▶ _Work required_
Can you print all the entries below word for word, leaving out the pictures?
##########
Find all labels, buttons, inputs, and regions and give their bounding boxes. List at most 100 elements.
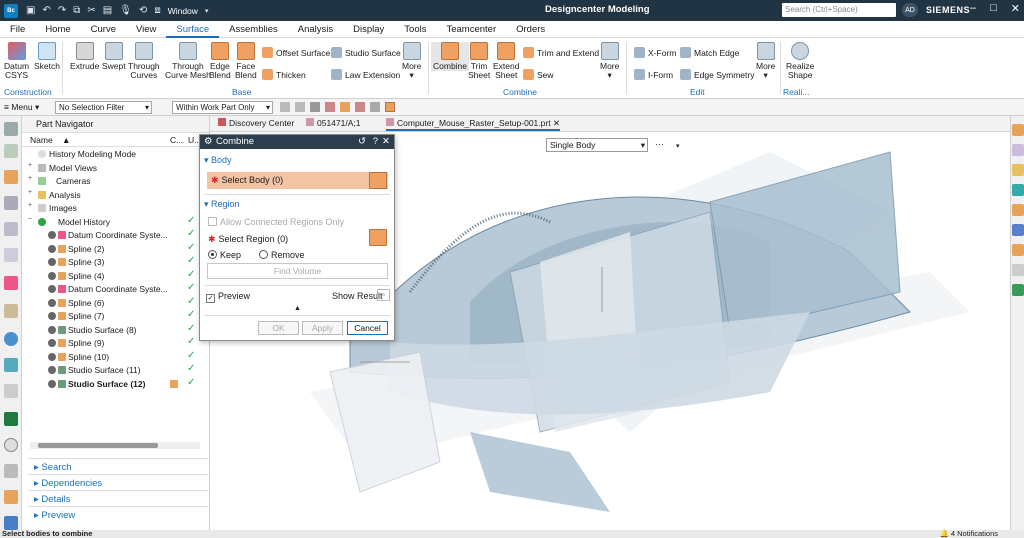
tab-assemblies[interactable]: Assemblies [219, 21, 288, 38]
history-icon[interactable] [4, 304, 18, 318]
tab-tools[interactable]: Tools [394, 21, 436, 38]
constraint-navigator-icon[interactable] [4, 196, 18, 210]
eye-icon[interactable] [48, 366, 56, 374]
info-icon[interactable] [4, 332, 18, 346]
swept-button[interactable]: Swept [102, 42, 126, 71]
collapse-icon[interactable]: − [28, 216, 32, 223]
app-title[interactable]: Designcenter Modeling [545, 4, 650, 15]
through-curve-mesh-button[interactable]: Through Curve Mesh [165, 42, 211, 80]
match-edge-button[interactable]: Match Edge [680, 47, 739, 58]
cut-icon[interactable]: ✂ [87, 5, 95, 16]
tree-row[interactable]: Studio Surface (11) ✓ [22, 363, 209, 377]
more-combine-button[interactable]: More ▾ [600, 42, 619, 80]
minimize-icon[interactable]: – [970, 2, 976, 15]
cancel-button[interactable]: Cancel [347, 321, 388, 335]
help-icon[interactable]: ? [373, 135, 378, 149]
tree-row[interactable]: + Analysis [22, 188, 209, 202]
edge-blend-button[interactable]: Edge Blend [209, 42, 231, 80]
eye-icon[interactable] [48, 231, 56, 239]
hd3d-icon[interactable] [4, 248, 18, 262]
eye-icon[interactable] [48, 258, 56, 266]
save-icon[interactable]: ▣ [26, 5, 35, 16]
section-dependencies[interactable]: ▸ Dependencies [28, 474, 232, 490]
snap-icon[interactable] [280, 102, 290, 112]
column-name[interactable]: Name [30, 135, 53, 145]
chevron-down-icon[interactable]: ▾ [205, 7, 209, 15]
collapse-up-icon[interactable]: ▲ [294, 305, 301, 312]
kf-icon[interactable] [4, 490, 18, 504]
eye-icon[interactable] [48, 352, 56, 361]
more-button[interactable]: More ▾ [402, 42, 421, 80]
horizontal-scrollbar[interactable] [30, 442, 200, 449]
tab-discovery-center[interactable]: Discovery Center [218, 118, 294, 128]
close-icon[interactable]: ✕ [1011, 2, 1020, 15]
close-icon[interactable]: ✕ [382, 135, 390, 149]
tree-row[interactable]: Spline (2) ✓ [22, 242, 209, 256]
i-form-button[interactable]: I-Form [634, 69, 673, 80]
assembly-navigator-icon[interactable] [4, 144, 18, 158]
tab-curve[interactable]: Curve [81, 21, 126, 38]
eye-icon[interactable] [48, 312, 56, 320]
reuse-library-icon[interactable] [4, 222, 18, 236]
copy-icon[interactable]: ⧉ [73, 5, 80, 16]
thicken-button[interactable]: Thicken [262, 69, 306, 80]
apply-button[interactable]: Apply [302, 321, 343, 335]
trim-and-extend-button[interactable]: Trim and Extend [523, 47, 599, 58]
redo-icon[interactable]: ↷ [58, 5, 66, 16]
curve-icon[interactable] [1012, 164, 1024, 176]
trim-sheet-button[interactable]: Trim Sheet [468, 42, 490, 80]
snap-icon[interactable] [385, 102, 395, 112]
snap-icon[interactable] [295, 102, 305, 112]
menu-button[interactable]: ≡ Menu ▾ [4, 102, 39, 113]
section-details[interactable]: ▸ Details [28, 490, 232, 506]
x-form-button[interactable]: X-Form [634, 47, 676, 58]
tree-row[interactable]: − Model History ✓ [22, 215, 209, 229]
settings-icon[interactable] [4, 122, 18, 136]
notifications[interactable]: 🔔 4 Notifications [939, 529, 998, 538]
eye-icon[interactable] [48, 339, 56, 347]
expand-icon[interactable]: + [28, 162, 32, 169]
render-icon[interactable] [1012, 224, 1024, 236]
chevron-down-icon[interactable]: ▾ [676, 142, 680, 150]
tree-row[interactable]: Studio Surface (12) ✓ [22, 377, 209, 391]
section-preview[interactable]: ▸ Preview [28, 506, 232, 522]
offset-surface-button[interactable]: Offset Surface [262, 47, 330, 58]
web-browser-icon[interactable] [4, 276, 18, 290]
more-options-icon[interactable]: ··· [655, 139, 664, 149]
tree-row[interactable]: Spline (4) ✓ [22, 269, 209, 283]
tree-row[interactable]: Spline (6) ✓ [22, 296, 209, 310]
find-volume-button[interactable]: Find Volume [207, 263, 388, 279]
column-c[interactable]: C... [170, 135, 183, 145]
tab-teamcenter[interactable]: Teamcenter [436, 21, 506, 38]
eye-icon[interactable] [48, 244, 56, 253]
through-curves-button[interactable]: Through Curves [128, 42, 160, 80]
select-region-row[interactable]: ✱ Select Region (0) [208, 234, 288, 245]
select-region-button[interactable] [369, 229, 387, 246]
app-icon[interactable]: Bc [4, 3, 18, 18]
tab-051471[interactable]: 051471/A;1 [306, 118, 360, 128]
scrollbar-thumb[interactable] [38, 443, 158, 448]
window-menu[interactable]: Window [168, 6, 198, 16]
tab-file[interactable]: File [0, 21, 35, 38]
avatar[interactable]: AD [902, 3, 918, 17]
touch-mode-icon[interactable]: ⟲ [139, 5, 147, 16]
tab-view[interactable]: View [126, 21, 166, 38]
snap-icon[interactable] [325, 102, 335, 112]
show-result-icon[interactable]: ⌕ [377, 289, 390, 301]
mic-icon[interactable]: 🎙 [119, 5, 132, 16]
more-edit-button[interactable]: More ▾ [756, 42, 775, 80]
extrude-button[interactable]: Extrude [70, 42, 99, 71]
eye-icon[interactable] [48, 379, 56, 388]
select-body-row[interactable]: ✱ Select Body (0) [207, 172, 388, 189]
section-region-header[interactable]: ▾ Region [204, 199, 390, 210]
realize-shape-button[interactable]: Realize Shape [786, 42, 814, 80]
tree-row[interactable]: History Modeling Mode [22, 147, 209, 161]
extend-sheet-button[interactable]: Extend Sheet [493, 42, 519, 80]
teamcenter-icon[interactable] [4, 412, 18, 426]
mesh-icon[interactable] [1012, 264, 1024, 276]
eye-icon[interactable] [48, 285, 56, 293]
tree-row[interactable]: Datum Coordinate Syste... ✓ [22, 228, 209, 242]
maximize-icon[interactable]: □ [990, 2, 997, 15]
select-body-button[interactable] [369, 172, 387, 189]
expand-icon[interactable]: + [28, 202, 32, 209]
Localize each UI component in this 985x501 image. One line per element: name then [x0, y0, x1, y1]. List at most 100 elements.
##########
▶ _Answer below_
Find all labels, buttons, inputs, and regions and give their bounding boxes. List at most 100 elements.
tab-assemblies[interactable]: Assemblies [219, 21, 288, 38]
history-icon[interactable] [4, 304, 18, 318]
tab-tools[interactable]: Tools [394, 21, 436, 38]
constraint-navigator-icon[interactable] [4, 196, 18, 210]
eye-icon[interactable] [48, 366, 56, 374]
info-icon[interactable] [4, 332, 18, 346]
swept-button[interactable]: Swept [102, 42, 126, 71]
collapse-icon[interactable]: − [28, 216, 32, 223]
app-title[interactable]: Designcenter Modeling [545, 4, 650, 15]
through-curve-mesh-button[interactable]: Through Curve Mesh [165, 42, 211, 80]
match-edge-button[interactable]: Match Edge [680, 47, 739, 58]
cut-icon[interactable]: ✂ [87, 5, 95, 16]
tree-row[interactable]: Studio Surface (11) ✓ [22, 363, 209, 377]
more-combine-button[interactable]: More ▾ [600, 42, 619, 80]
minimize-icon[interactable]: – [970, 2, 976, 15]
cancel-button[interactable]: Cancel [347, 321, 388, 335]
help-icon[interactable]: ? [373, 135, 378, 149]
tree-row[interactable]: + Analysis [22, 188, 209, 202]
edge-blend-button[interactable]: Edge Blend [209, 42, 231, 80]
eye-icon[interactable] [48, 231, 56, 239]
hd3d-icon[interactable] [4, 248, 18, 262]
eye-icon[interactable] [48, 258, 56, 266]
save-icon[interactable]: ▣ [26, 5, 35, 16]
section-dependencies[interactable]: ▸ Dependencies [28, 474, 232, 490]
snap-icon[interactable] [280, 102, 290, 112]
column-name[interactable]: Name [30, 135, 53, 145]
chevron-down-icon[interactable]: ▾ [205, 7, 209, 15]
collapse-up-icon[interactable]: ▲ [294, 305, 301, 312]
kf-icon[interactable] [4, 490, 18, 504]
eye-icon[interactable] [48, 352, 56, 361]
more-button[interactable]: More ▾ [402, 42, 421, 80]
horizontal-scrollbar[interactable] [30, 442, 200, 449]
tab-discovery-center[interactable]: Discovery Center [218, 118, 294, 128]
close-icon[interactable]: ✕ [1011, 2, 1020, 15]
close-icon[interactable]: ✕ [382, 135, 390, 149]
tree-row[interactable]: Spline (2) ✓ [22, 242, 209, 256]
i-form-button[interactable]: I-Form [634, 69, 673, 80]
assembly-navigator-icon[interactable] [4, 144, 18, 158]
tab-curve[interactable]: Curve [81, 21, 126, 38]
eye-icon[interactable] [48, 312, 56, 320]
reuse-library-icon[interactable] [4, 222, 18, 236]
copy-icon[interactable]: ⧉ [73, 5, 80, 16]
thicken-button[interactable]: Thicken [262, 69, 306, 80]
apply-button[interactable]: Apply [302, 321, 343, 335]
trim-and-extend-button[interactable]: Trim and Extend [523, 47, 599, 58]
redo-icon[interactable]: ↷ [58, 5, 66, 16]
curve-icon[interactable] [1012, 164, 1024, 176]
trim-sheet-button[interactable]: Trim Sheet [468, 42, 490, 80]
snap-icon[interactable] [385, 102, 395, 112]
snap-icon[interactable] [295, 102, 305, 112]
menu-button[interactable]: ≡ Menu ▾ [4, 102, 39, 113]
section-details[interactable]: ▸ Details [28, 490, 232, 506]
x-form-button[interactable]: X-Form [634, 47, 676, 58]
tree-row[interactable]: − Model History ✓ [22, 215, 209, 229]
settings-icon[interactable] [4, 122, 18, 136]
notifications[interactable]: 🔔 4 Notifications [939, 529, 998, 538]
eye-icon[interactable] [48, 339, 56, 347]
expand-icon[interactable]: + [28, 162, 32, 169]
render-icon[interactable] [1012, 224, 1024, 236]
chevron-down-icon[interactable]: ▾ [676, 142, 680, 150]
tree-row[interactable]: Studio Surface (12) ✓ [22, 377, 209, 391]
section-preview[interactable]: ▸ Preview [28, 506, 232, 522]
offset-surface-button[interactable]: Offset Surface [262, 47, 330, 58]
web-browser-icon[interactable] [4, 276, 18, 290]
more-options-icon[interactable]: ··· [655, 139, 664, 149]
tree-row[interactable]: Spline (4) ✓ [22, 269, 209, 283]
tree-row[interactable]: Spline (6) ✓ [22, 296, 209, 310]
find-volume-button[interactable]: Find Volume [207, 263, 388, 279]
column-c[interactable]: C... [170, 135, 183, 145]
tab-teamcenter[interactable]: Teamcenter [436, 21, 506, 38]
eye-icon[interactable] [48, 244, 56, 253]
through-curves-button[interactable]: Through Curves [128, 42, 160, 80]
select-region-row[interactable]: ✱ Select Region (0) [208, 234, 288, 245]
select-region-button[interactable] [369, 229, 387, 246]
app-icon[interactable]: Bc [4, 3, 18, 18]
tab-051471[interactable]: 051471/A;1 [306, 118, 360, 128]
scrollbar-thumb[interactable] [38, 443, 158, 448]
window-menu[interactable]: Window [168, 6, 198, 16]
tab-file[interactable]: File [0, 21, 35, 38]
avatar[interactable]: AD [902, 3, 918, 17]
touch-mode-icon[interactable]: ⟲ [139, 5, 147, 16]
tab-view[interactable]: View [126, 21, 166, 38]
snap-icon[interactable] [325, 102, 335, 112]
show-result-icon[interactable]: ⌕ [377, 289, 390, 301]
mic-icon[interactable]: 🎙 [119, 5, 132, 16]
more-edit-button[interactable]: More ▾ [756, 42, 775, 80]
extrude-button[interactable]: Extrude [70, 42, 99, 71]
eye-icon[interactable] [48, 379, 56, 388]
select-body-row[interactable]: ✱ Select Body (0) [207, 172, 388, 189]
section-region-header[interactable]: ▾ Region [204, 199, 390, 210]
realize-shape-button[interactable]: Realize Shape [786, 42, 814, 80]
tree-row[interactable]: History Modeling Mode [22, 147, 209, 161]
extend-sheet-button[interactable]: Extend Sheet [493, 42, 519, 80]
teamcenter-icon[interactable] [4, 412, 18, 426]
mesh-icon[interactable] [1012, 264, 1024, 276]
eye-icon[interactable] [48, 285, 56, 293]
tree-row[interactable]: Datum Coordinate Syste... ✓ [22, 228, 209, 242]
maximize-icon[interactable]: □ [990, 2, 997, 15]
select-body-button[interactable] [369, 172, 387, 189]
expand-icon[interactable]: + [28, 202, 32, 209]
Localize each UI component in this 985x501 image. One line per element: name then [x0, y0, x1, y1]. List at most 100 elements.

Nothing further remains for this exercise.